According to the passage on potatoes, how many calories does around a hundred grams of potato provide?
* Start Extract to read *
Why is it that when you are stuck at “what should we cook today” the answer is always “make some aloo!” Potatoes are like this…extremely popular and have multipurpose usage.

And did you always think that eating a potato will make you fat?
Well, don’t – it is a surprising source of vitamin C and provides useful amounts of starch, thiamine and niacin and around a hundred grams will provide about eighty calories.
Little did you know!
* End Extract to read *
* Start Given data *
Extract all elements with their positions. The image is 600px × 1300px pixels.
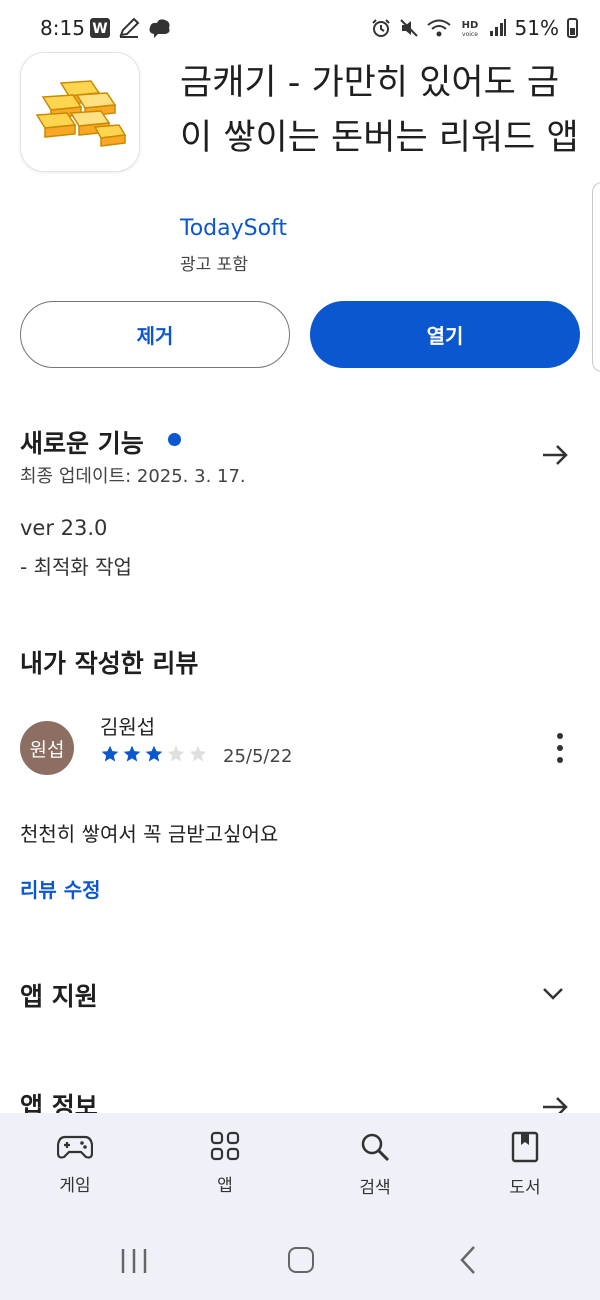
remove-button[interactable]: 제거 [20,301,290,368]
cloud-chat-icon [149,19,170,38]
star-filled-icon [145,745,163,762]
nav-games-label: 게임 [59,1176,91,1196]
app-icon [20,52,140,172]
recent-apps-icon[interactable] [120,1247,148,1275]
home-button-icon[interactable] [288,1247,314,1273]
status-bar: 8:15 W HD voice 51% [0,0,600,58]
last-updated: 최종 업데이트: 2025. 3. 17. [20,466,246,487]
star-filled-icon [101,745,119,762]
battery-icon [567,18,578,38]
review-text: 천천히 쌓여서 꼭 금받고싶어요 [20,822,279,846]
nav-apps[interactable]: 앱 [150,1113,300,1223]
w-app-icon: W [90,18,110,38]
next-card-edge [592,182,600,372]
svg-text:W: W [92,21,107,37]
star-empty-icon [189,745,207,762]
open-button[interactable]: 열기 [310,301,580,368]
search-icon [361,1133,390,1162]
version-note: - 최적화 작업 [20,555,132,579]
hd-voice-icon: HD voice [461,20,478,38]
star-filled-icon [123,745,141,762]
app-title: 금캐기 - 가만히 있어도 금이 쌓이는 돈버는 리워드 앱 [180,63,579,158]
status-right-icons: HD voice 51% [371,16,578,40]
developer-link[interactable]: TodaySoft [180,216,287,241]
signal-icon [489,19,506,36]
system-navigation-bar [0,1225,600,1300]
book-icon [511,1131,539,1163]
pen-icon [119,17,140,38]
nav-search-label: 검색 [359,1178,391,1198]
mute-icon [399,19,418,37]
edit-review-link[interactable]: 리뷰 수정 [20,874,101,903]
svg-text:HD: HD [461,20,478,31]
whats-new-title: 새로운 기능 [20,429,144,458]
gamepad-icon [57,1135,93,1159]
nav-books-label: 도서 [509,1178,541,1198]
star-rating [100,744,208,764]
nav-apps-label: 앱 [217,1176,233,1196]
review-date: 25/5/22 [223,746,293,767]
bottom-navigation: 게임 앱 검색 도서 [0,1113,600,1300]
wifi-icon [426,19,451,37]
apps-grid-icon [210,1131,240,1161]
status-left-icons: W [90,17,172,39]
alarm-icon [371,19,390,37]
new-indicator-dot [168,433,181,446]
avatar: 원섭 [20,721,74,775]
more-options-icon[interactable] [554,733,566,763]
nav-search[interactable]: 검색 [300,1113,450,1223]
whats-new-arrow-icon[interactable] [540,440,570,470]
app-support-title[interactable]: 앱 지원 [20,977,98,1013]
svg-text:voice: voice [462,31,478,38]
nav-games[interactable]: 게임 [0,1113,150,1223]
nav-books[interactable]: 도서 [450,1113,600,1223]
gold-bars-icon [35,80,127,147]
ads-label: 광고 포함 [180,255,248,275]
chevron-down-icon[interactable] [540,980,566,1006]
reviewer-name: 김원섭 [100,715,156,739]
star-empty-icon [167,745,185,762]
battery-percent: 51% [514,16,559,40]
status-time: 8:15 [40,16,85,40]
my-review-title: 내가 작성한 리뷰 [20,649,199,678]
back-icon[interactable] [458,1245,478,1275]
version-text: ver 23.0 [20,516,108,540]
* End Given data *
Full response>
About eighty calories.